__TASK DIRECTIONS__
Copy out all lines that hold "分子中一定在同一平面上的碳原子数为".

__Stored items__

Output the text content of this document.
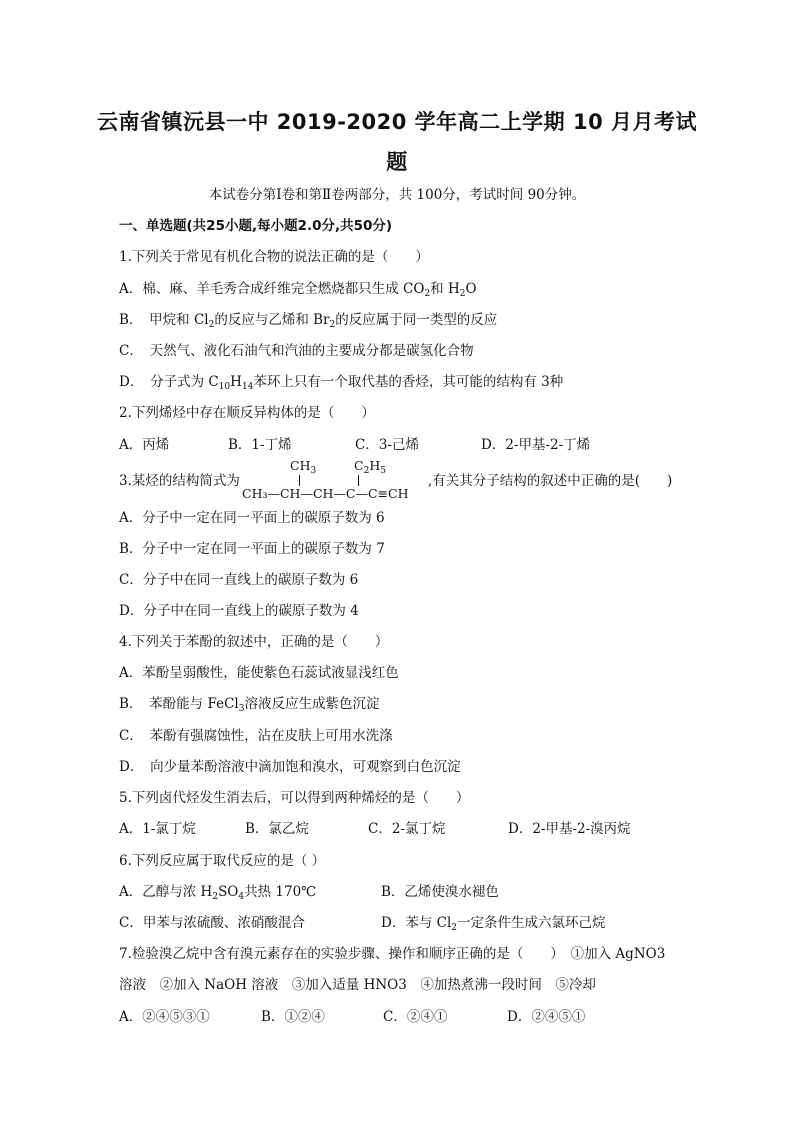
云南省镇沅县一中 2019-2020 学年高二上学期 10 月月考试
题
本试卷分第Ⅰ卷和第Ⅱ卷两部分，共 100分，考试时间 90分钟。
一、单选题(共25小题,每小题2.0分,共50分)
1.下列关于常见有机化合物的说法正确的是（　　）
A．棉、麻、羊毛秀合成纤维完全燃烧都只生成 $CO_2$和 $H_2O$
B．　甲烷和 $Cl_2$的反应与乙烯和 $Br_2$的反应属于同一类型的反应
C．　天然气、液化石油气和汽油的主要成分都是碳氢化合物
D．　分子式为 $C_{10}H_{14}$苯环上只有一个取代基的香烃，其可能的结构有 3种
2.下列烯烃中存在顺反异构体的是（　　）
A．丙烯	B．1-丁烯	C．3-己烯	D．2-甲基-2-丁烯
3.某烃的结构简式为
$CH_3$	$C_2H_5$
CH₃—CH—CH—C—C≡CH
,有关其分子结构的叙述中正确的是(　　)
A．分子中一定在同一平面上的碳原子数为 6
B．分子中一定在同一平面上的碳原子数为 7
C．分子中在同一直线上的碳原子数为 6
D．分子中在同一直线上的碳原子数为 4
4.下列关于苯酚的叙述中，正确的是（　　）
A．苯酚呈弱酸性，能使紫色石蕊试液显浅红色
B．　苯酚能与 FeCl$_3$溶液反应生成紫色沉淀
C．　苯酚有强腐蚀性，沾在皮肤上可用水洗涤
D．　向少量苯酚溶液中滴加饱和溴水，可观察到白色沉淀
5.下列卤代烃发生消去后，可以得到两种烯烃的是（　　）
A．1-氯丁烷	B．氯乙烷	C．2-氯丁烷	D．2-甲基-2-溴丙烷
6.下列反应属于取代反应的是（ ）
A．乙醇与浓 $H_2SO_4$共热 170℃	B．乙烯使溴水褪色
C．甲苯与浓硫酸、浓硝酸混合	D．苯与 $Cl_2$一定条件生成六氯环己烷
7.检验溴乙烷中含有溴元素存在的实验步骤、操作和顺序正确的是（　　）　①加入 AgNO3
溶液　②加入 NaOH 溶液　③加入适量 HNO3　④加热煮沸一段时间　⑤冷却
A．②④⑤③①	B．①②④	C．②④①	D．②④⑤①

__ANSWER TO THE PROBLEM__
A．分子中一定在同一平面上的碳原子数为 6
B．分子中一定在同一平面上的碳原子数为 7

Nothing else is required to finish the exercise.